Report only the number of lines in this material that include the string "title".

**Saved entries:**
────────

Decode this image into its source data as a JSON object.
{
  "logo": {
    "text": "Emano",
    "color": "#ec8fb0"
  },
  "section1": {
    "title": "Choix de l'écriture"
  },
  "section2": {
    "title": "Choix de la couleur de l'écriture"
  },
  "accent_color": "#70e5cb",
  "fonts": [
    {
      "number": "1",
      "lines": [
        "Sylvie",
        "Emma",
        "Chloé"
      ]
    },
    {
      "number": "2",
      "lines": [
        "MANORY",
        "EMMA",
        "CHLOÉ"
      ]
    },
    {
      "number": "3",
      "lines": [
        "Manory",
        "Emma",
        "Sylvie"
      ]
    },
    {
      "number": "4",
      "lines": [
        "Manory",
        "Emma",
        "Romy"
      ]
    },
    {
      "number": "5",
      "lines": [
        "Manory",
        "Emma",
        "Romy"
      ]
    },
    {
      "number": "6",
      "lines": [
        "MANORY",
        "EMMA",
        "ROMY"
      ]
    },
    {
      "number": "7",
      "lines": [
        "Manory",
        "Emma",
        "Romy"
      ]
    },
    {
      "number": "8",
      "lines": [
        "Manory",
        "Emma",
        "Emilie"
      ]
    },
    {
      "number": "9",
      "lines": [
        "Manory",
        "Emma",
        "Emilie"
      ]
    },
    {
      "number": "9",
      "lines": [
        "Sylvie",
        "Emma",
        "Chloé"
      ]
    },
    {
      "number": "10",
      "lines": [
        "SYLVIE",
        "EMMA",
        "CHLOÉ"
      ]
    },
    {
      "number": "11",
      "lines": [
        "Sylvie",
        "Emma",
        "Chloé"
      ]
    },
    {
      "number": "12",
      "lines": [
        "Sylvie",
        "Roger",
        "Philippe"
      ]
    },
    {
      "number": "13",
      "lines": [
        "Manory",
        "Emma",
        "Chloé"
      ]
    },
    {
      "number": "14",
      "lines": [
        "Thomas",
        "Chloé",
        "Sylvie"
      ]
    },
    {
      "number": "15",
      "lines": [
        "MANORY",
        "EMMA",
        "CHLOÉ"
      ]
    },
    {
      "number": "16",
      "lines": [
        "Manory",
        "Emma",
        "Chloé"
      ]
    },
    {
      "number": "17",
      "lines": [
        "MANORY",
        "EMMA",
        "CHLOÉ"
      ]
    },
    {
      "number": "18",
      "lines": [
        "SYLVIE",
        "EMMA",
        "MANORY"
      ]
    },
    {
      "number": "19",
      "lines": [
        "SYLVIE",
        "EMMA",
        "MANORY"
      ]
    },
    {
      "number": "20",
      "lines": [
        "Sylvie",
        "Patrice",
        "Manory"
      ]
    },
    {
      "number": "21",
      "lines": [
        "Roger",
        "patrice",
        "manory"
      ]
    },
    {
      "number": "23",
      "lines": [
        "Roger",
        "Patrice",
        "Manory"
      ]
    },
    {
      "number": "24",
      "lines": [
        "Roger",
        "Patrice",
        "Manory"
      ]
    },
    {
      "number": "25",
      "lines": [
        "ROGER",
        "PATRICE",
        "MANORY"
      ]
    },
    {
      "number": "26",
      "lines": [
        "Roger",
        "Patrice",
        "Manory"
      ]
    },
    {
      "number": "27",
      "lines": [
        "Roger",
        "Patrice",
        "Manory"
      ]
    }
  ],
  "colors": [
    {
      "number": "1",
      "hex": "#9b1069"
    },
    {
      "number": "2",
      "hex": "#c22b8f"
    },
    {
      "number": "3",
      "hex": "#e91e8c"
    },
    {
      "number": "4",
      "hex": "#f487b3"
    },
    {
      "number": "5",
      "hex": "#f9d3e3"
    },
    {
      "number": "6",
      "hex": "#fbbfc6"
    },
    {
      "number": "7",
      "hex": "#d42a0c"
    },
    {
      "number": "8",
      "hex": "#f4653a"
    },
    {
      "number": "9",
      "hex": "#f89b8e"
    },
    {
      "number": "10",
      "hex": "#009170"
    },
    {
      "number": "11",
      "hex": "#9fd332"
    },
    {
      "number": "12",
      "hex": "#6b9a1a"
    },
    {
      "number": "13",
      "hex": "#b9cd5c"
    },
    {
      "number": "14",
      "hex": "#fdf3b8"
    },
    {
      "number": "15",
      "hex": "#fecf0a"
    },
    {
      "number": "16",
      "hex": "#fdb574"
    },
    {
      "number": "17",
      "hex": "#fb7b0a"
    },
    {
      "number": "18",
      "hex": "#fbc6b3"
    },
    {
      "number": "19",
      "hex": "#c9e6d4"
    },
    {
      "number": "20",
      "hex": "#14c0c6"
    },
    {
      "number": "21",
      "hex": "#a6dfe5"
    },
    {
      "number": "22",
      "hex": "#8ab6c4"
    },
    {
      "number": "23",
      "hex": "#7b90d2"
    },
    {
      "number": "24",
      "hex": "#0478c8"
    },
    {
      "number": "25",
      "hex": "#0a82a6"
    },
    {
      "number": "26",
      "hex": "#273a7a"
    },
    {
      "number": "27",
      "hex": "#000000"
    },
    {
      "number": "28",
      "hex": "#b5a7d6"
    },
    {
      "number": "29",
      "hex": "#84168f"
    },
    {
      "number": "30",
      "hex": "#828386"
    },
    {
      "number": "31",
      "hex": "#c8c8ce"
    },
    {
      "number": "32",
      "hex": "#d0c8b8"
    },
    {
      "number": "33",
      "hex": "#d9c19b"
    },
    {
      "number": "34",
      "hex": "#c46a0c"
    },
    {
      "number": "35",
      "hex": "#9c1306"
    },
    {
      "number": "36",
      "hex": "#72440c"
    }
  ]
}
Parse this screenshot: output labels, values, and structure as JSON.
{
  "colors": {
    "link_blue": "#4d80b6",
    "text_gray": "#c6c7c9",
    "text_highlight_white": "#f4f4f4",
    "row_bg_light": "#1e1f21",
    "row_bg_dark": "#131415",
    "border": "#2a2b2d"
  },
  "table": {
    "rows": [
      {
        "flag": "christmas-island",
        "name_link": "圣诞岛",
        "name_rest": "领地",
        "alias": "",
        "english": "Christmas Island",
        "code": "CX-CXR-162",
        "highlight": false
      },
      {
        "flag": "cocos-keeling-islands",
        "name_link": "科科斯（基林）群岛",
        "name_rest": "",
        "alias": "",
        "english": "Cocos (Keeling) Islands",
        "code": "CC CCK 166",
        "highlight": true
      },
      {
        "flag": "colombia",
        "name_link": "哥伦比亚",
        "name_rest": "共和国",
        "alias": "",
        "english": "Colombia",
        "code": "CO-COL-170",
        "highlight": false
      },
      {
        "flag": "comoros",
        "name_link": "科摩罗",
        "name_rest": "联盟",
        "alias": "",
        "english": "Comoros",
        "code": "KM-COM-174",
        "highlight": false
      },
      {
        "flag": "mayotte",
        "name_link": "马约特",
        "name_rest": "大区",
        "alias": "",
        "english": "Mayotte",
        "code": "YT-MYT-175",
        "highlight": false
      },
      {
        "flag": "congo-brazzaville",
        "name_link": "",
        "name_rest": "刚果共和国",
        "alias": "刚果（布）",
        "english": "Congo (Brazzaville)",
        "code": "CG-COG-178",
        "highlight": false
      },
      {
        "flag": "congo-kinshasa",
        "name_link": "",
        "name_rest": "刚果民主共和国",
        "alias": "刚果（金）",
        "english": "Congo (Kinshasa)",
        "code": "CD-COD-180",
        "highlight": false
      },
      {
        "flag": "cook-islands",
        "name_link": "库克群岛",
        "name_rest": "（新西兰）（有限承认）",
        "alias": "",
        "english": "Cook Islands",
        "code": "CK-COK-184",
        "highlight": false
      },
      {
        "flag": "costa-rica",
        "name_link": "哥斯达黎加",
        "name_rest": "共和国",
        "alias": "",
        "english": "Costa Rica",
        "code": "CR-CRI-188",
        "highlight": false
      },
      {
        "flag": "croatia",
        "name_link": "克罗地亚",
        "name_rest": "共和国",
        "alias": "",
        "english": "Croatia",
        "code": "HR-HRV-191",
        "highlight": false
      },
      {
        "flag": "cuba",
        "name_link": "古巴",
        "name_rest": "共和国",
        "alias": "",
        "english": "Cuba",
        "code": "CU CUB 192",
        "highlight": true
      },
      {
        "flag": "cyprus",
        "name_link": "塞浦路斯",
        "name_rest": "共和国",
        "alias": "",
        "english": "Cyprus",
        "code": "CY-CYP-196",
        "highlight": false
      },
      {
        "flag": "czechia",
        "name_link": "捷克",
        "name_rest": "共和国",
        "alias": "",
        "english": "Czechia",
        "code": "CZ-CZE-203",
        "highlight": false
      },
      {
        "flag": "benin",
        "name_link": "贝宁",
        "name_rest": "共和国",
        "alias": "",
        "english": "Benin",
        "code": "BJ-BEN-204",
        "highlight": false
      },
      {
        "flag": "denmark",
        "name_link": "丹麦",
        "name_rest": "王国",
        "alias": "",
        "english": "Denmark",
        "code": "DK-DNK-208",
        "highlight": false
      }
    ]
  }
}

────────

**Output for this exercise:**
2